(Excerpts from a figure dataset)

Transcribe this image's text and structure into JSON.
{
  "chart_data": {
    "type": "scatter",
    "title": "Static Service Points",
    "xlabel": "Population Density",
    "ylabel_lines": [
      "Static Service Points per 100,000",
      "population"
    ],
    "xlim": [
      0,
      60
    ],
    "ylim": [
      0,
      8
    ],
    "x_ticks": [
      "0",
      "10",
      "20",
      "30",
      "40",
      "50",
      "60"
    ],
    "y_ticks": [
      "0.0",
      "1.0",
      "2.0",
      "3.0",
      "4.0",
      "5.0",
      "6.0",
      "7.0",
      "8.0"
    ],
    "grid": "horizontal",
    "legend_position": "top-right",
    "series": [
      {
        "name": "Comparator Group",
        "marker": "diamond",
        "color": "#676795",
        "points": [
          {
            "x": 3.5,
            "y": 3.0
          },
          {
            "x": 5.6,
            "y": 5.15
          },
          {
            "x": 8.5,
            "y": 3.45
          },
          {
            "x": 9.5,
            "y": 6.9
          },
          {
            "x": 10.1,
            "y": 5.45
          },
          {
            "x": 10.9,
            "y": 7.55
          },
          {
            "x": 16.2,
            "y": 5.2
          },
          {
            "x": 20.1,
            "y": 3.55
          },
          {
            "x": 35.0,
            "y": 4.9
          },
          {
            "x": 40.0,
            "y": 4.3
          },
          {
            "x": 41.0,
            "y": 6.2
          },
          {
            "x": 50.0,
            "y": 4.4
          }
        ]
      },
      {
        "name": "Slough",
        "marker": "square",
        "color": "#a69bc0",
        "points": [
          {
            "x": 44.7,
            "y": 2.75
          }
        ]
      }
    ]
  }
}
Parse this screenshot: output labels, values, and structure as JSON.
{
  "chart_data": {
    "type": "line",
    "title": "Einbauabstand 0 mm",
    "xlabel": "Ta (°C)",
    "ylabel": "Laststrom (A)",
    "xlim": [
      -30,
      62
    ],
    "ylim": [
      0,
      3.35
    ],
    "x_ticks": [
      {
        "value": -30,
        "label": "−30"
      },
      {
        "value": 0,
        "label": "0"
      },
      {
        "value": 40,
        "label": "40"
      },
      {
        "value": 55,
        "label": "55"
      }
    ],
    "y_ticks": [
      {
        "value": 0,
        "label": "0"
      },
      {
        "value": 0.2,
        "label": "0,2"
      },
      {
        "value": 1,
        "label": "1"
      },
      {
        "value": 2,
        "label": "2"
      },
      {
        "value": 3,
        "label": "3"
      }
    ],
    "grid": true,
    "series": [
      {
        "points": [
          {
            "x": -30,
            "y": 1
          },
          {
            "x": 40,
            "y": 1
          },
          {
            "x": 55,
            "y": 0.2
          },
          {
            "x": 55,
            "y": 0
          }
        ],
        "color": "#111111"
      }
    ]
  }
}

**Prompt**
Reproduce the records above exactly, starting with the line that contains "Parse this screenshot: output" and ending with the last line.

**Problem solution**
Parse this screenshot: output labels, values, and structure as JSON.
{
  "chart_data": {
    "type": "line",
    "title": "Einbauabstand 0 mm",
    "xlabel": "Ta (°C)",
    "ylabel": "Laststrom (A)",
    "xlim": [
      -30,
      62
    ],
    "ylim": [
      0,
      3.35
    ],
    "x_ticks": [
      {
        "value": -30,
        "label": "−30"
      },
      {
        "value": 0,
        "label": "0"
      },
      {
        "value": 40,
        "label": "40"
      },
      {
        "value": 55,
        "label": "55"
      }
    ],
    "y_ticks": [
      {
        "value": 0,
        "label": "0"
      },
      {
        "value": 0.2,
        "label": "0,2"
      },
      {
        "value": 1,
        "label": "1"
      },
      {
        "value": 2,
        "label": "2"
      },
      {
        "value": 3,
        "label": "3"
      }
    ],
    "grid": true,
    "series": [
      {
        "points": [
          {
            "x": -30,
            "y": 1
          },
          {
            "x": 40,
            "y": 1
          },
          {
            "x": 55,
            "y": 0.2
          },
          {
            "x": 55,
            "y": 0
          }
        ],
        "color": "#111111"
      }
    ]
  }
}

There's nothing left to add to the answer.